BEGIN Records for the task

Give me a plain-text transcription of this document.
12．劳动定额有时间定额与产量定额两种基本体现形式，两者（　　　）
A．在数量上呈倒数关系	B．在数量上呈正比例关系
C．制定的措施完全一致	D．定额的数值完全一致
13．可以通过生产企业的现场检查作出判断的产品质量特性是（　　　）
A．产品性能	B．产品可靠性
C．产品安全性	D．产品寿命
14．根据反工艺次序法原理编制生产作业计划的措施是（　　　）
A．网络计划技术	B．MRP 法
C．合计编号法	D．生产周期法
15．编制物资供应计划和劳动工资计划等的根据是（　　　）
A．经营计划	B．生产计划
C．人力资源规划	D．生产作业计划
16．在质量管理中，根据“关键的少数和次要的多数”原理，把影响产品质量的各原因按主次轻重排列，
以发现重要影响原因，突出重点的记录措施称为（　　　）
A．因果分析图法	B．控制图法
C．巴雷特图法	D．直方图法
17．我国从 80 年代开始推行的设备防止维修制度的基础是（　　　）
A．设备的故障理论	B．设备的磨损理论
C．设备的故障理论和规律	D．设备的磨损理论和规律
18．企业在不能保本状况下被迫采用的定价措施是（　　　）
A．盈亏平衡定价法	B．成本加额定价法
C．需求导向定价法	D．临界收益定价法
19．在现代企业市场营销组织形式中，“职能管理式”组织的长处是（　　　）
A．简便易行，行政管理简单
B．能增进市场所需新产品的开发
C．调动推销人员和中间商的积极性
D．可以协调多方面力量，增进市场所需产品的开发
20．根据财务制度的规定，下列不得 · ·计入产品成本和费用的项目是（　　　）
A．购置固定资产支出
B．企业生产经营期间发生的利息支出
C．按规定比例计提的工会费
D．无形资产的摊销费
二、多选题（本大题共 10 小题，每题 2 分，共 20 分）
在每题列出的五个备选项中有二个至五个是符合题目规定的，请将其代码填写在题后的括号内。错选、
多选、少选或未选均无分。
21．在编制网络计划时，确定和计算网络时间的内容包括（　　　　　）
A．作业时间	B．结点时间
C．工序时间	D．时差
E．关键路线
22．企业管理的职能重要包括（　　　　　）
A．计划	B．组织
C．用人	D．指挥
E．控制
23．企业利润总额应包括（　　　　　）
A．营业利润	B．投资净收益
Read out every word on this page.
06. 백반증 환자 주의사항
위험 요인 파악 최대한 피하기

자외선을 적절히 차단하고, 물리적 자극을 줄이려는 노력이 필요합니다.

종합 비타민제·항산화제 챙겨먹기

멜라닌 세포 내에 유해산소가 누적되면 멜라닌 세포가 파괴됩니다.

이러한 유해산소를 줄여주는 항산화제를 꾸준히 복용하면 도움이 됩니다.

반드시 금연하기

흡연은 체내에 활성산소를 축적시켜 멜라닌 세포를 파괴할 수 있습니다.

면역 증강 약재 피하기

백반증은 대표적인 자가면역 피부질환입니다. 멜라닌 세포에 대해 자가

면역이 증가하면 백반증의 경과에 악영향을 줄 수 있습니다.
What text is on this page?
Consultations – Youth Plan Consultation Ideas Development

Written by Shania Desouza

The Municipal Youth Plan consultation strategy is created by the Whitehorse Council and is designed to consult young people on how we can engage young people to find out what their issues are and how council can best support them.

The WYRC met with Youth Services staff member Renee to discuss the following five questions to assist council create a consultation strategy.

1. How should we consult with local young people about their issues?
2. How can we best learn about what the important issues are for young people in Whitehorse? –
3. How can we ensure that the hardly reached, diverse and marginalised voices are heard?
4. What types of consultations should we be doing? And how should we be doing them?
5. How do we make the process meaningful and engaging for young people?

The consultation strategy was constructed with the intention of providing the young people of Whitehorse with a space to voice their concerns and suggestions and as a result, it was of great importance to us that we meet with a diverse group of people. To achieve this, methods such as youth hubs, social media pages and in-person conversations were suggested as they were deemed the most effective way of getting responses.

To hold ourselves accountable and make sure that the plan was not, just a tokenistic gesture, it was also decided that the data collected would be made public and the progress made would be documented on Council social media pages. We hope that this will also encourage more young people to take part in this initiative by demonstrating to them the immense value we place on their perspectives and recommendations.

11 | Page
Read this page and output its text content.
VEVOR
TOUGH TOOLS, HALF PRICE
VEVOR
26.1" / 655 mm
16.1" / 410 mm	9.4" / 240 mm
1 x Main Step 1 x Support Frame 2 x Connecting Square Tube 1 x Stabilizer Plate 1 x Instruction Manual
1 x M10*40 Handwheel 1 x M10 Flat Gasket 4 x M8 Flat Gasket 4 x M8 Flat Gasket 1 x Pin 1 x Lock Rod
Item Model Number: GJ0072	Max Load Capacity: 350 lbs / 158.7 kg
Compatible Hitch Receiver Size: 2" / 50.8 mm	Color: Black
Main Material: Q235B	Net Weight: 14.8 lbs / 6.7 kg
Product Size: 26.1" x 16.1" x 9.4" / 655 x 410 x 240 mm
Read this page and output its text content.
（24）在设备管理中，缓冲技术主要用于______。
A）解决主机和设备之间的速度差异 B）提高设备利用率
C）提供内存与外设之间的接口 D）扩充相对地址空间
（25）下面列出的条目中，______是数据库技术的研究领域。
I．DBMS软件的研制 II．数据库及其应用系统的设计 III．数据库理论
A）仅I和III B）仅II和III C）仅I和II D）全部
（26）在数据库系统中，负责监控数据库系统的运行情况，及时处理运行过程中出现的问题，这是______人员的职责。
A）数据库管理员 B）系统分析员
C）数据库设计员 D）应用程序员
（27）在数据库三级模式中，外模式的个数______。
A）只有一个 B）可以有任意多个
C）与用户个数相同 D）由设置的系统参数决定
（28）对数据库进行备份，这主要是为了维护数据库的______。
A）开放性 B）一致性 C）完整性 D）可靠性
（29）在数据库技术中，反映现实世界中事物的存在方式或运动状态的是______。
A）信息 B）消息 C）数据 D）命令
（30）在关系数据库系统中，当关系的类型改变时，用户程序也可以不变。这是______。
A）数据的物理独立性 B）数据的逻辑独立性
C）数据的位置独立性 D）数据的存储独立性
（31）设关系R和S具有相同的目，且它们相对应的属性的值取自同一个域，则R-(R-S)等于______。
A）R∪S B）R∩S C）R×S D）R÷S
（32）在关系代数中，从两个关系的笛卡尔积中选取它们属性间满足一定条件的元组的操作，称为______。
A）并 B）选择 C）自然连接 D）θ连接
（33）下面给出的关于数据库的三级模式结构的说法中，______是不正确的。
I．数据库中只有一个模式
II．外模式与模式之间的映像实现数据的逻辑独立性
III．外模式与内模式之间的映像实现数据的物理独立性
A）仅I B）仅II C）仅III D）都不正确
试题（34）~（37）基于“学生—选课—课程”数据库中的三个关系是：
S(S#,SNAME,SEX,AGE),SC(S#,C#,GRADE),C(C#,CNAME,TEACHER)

END Records for the task

● Task objective: Restate the whole of the material exactly.

● Solution:
Give me a plain-text transcription of this document.
12．劳动定额有时间定额与产量定额两种基本体现形式，两者（　　　）
A．在数量上呈倒数关系	B．在数量上呈正比例关系
C．制定的措施完全一致	D．定额的数值完全一致
13．可以通过生产企业的现场检查作出判断的产品质量特性是（　　　）
A．产品性能	B．产品可靠性
C．产品安全性	D．产品寿命
14．根据反工艺次序法原理编制生产作业计划的措施是（　　　）
A．网络计划技术	B．MRP 法
C．合计编号法	D．生产周期法
15．编制物资供应计划和劳动工资计划等的根据是（　　　）
A．经营计划	B．生产计划
C．人力资源规划	D．生产作业计划
16．在质量管理中，根据“关键的少数和次要的多数”原理，把影响产品质量的各原因按主次轻重排列，
以发现重要影响原因，突出重点的记录措施称为（　　　）
A．因果分析图法	B．控制图法
C．巴雷特图法	D．直方图法
17．我国从 80 年代开始推行的设备防止维修制度的基础是（　　　）
A．设备的故障理论	B．设备的磨损理论
C．设备的故障理论和规律	D．设备的磨损理论和规律
18．企业在不能保本状况下被迫采用的定价措施是（　　　）
A．盈亏平衡定价法	B．成本加额定价法
C．需求导向定价法	D．临界收益定价法
19．在现代企业市场营销组织形式中，“职能管理式”组织的长处是（　　　）
A．简便易行，行政管理简单
B．能增进市场所需新产品的开发
C．调动推销人员和中间商的积极性
D．可以协调多方面力量，增进市场所需产品的开发
20．根据财务制度的规定，下列不得 · ·计入产品成本和费用的项目是（　　　）
A．购置固定资产支出
B．企业生产经营期间发生的利息支出
C．按规定比例计提的工会费
D．无形资产的摊销费
二、多选题（本大题共 10 小题，每题 2 分，共 20 分）
在每题列出的五个备选项中有二个至五个是符合题目规定的，请将其代码填写在题后的括号内。错选、
多选、少选或未选均无分。
21．在编制网络计划时，确定和计算网络时间的内容包括（　　　　　）
A．作业时间	B．结点时间
C．工序时间	D．时差
E．关键路线
22．企业管理的职能重要包括（　　　　　）
A．计划	B．组织
C．用人	D．指挥
E．控制
23．企业利润总额应包括（　　　　　）
A．营业利润	B．投资净收益
Read out every word on this page.
06. 백반증 환자 주의사항
위험 요인 파악 최대한 피하기

자외선을 적절히 차단하고, 물리적 자극을 줄이려는 노력이 필요합니다.

종합 비타민제·항산화제 챙겨먹기

멜라닌 세포 내에 유해산소가 누적되면 멜라닌 세포가 파괴됩니다.

이러한 유해산소를 줄여주는 항산화제를 꾸준히 복용하면 도움이 됩니다.

반드시 금연하기

흡연은 체내에 활성산소를 축적시켜 멜라닌 세포를 파괴할 수 있습니다.

면역 증강 약재 피하기

백반증은 대표적인 자가면역 피부질환입니다. 멜라닌 세포에 대해 자가

면역이 증가하면 백반증의 경과에 악영향을 줄 수 있습니다.
What text is on this page?
Consultations – Youth Plan Consultation Ideas Development

Written by Shania Desouza

The Municipal Youth Plan consultation strategy is created by the Whitehorse Council and is designed to consult young people on how we can engage young people to find out what their issues are and how council can best support them.

The WYRC met with Youth Services staff member Renee to discuss the following five questions to assist council create a consultation strategy.

1. How should we consult with local young people about their issues?
2. How can we best learn about what the important issues are for young people in Whitehorse? –
3. How can we ensure that the hardly reached, diverse and marginalised voices are heard?
4. What types of consultations should we be doing? And how should we be doing them?
5. How do we make the process meaningful and engaging for young people?

The consultation strategy was constructed with the intention of providing the young people of Whitehorse with a space to voice their concerns and suggestions and as a result, it was of great importance to us that we meet with a diverse group of people. To achieve this, methods such as youth hubs, social media pages and in-person conversations were suggested as they were deemed the most effective way of getting responses.

To hold ourselves accountable and make sure that the plan was not, just a tokenistic gesture, it was also decided that the data collected would be made public and the progress made would be documented on Council social media pages. We hope that this will also encourage more young people to take part in this initiative by demonstrating to them the immense value we place on their perspectives and recommendations.

11 | Page
Read this page and output its text content.
VEVOR
TOUGH TOOLS, HALF PRICE
VEVOR
26.1" / 655 mm
16.1" / 410 mm	9.4" / 240 mm
1 x Main Step 1 x Support Frame 2 x Connecting Square Tube 1 x Stabilizer Plate 1 x Instruction Manual
1 x M10*40 Handwheel 1 x M10 Flat Gasket 4 x M8 Flat Gasket 4 x M8 Flat Gasket 1 x Pin 1 x Lock Rod
Item Model Number: GJ0072	Max Load Capacity: 350 lbs / 158.7 kg
Compatible Hitch Receiver Size: 2" / 50.8 mm	Color: Black
Main Material: Q235B	Net Weight: 14.8 lbs / 6.7 kg
Product Size: 26.1" x 16.1" x 9.4" / 655 x 410 x 240 mm
Read this page and output its text content.
（24）在设备管理中，缓冲技术主要用于______。
A）解决主机和设备之间的速度差异 B）提高设备利用率
C）提供内存与外设之间的接口 D）扩充相对地址空间
（25）下面列出的条目中，______是数据库技术的研究领域。
I．DBMS软件的研制 II．数据库及其应用系统的设计 III．数据库理论
A）仅I和III B）仅II和III C）仅I和II D）全部
（26）在数据库系统中，负责监控数据库系统的运行情况，及时处理运行过程中出现的问题，这是______人员的职责。
A）数据库管理员 B）系统分析员
C）数据库设计员 D）应用程序员
（27）在数据库三级模式中，外模式的个数______。
A）只有一个 B）可以有任意多个
C）与用户个数相同 D）由设置的系统参数决定
（28）对数据库进行备份，这主要是为了维护数据库的______。
A）开放性 B）一致性 C）完整性 D）可靠性
（29）在数据库技术中，反映现实世界中事物的存在方式或运动状态的是______。
A）信息 B）消息 C）数据 D）命令
（30）在关系数据库系统中，当关系的类型改变时，用户程序也可以不变。这是______。
A）数据的物理独立性 B）数据的逻辑独立性
C）数据的位置独立性 D）数据的存储独立性
（31）设关系R和S具有相同的目，且它们相对应的属性的值取自同一个域，则R-(R-S)等于______。
A）R∪S B）R∩S C）R×S D）R÷S
（32）在关系代数中，从两个关系的笛卡尔积中选取它们属性间满足一定条件的元组的操作，称为______。
A）并 B）选择 C）自然连接 D）θ连接
（33）下面给出的关于数据库的三级模式结构的说法中，______是不正确的。
I．数据库中只有一个模式
II．外模式与模式之间的映像实现数据的逻辑独立性
III．外模式与内模式之间的映像实现数据的物理独立性
A）仅I B）仅II C）仅III D）都不正确
试题（34）~（37）基于“学生—选课—课程”数据库中的三个关系是：
S(S#,SNAME,SEX,AGE),SC(S#,C#,GRADE),C(C#,CNAME,TEACHER)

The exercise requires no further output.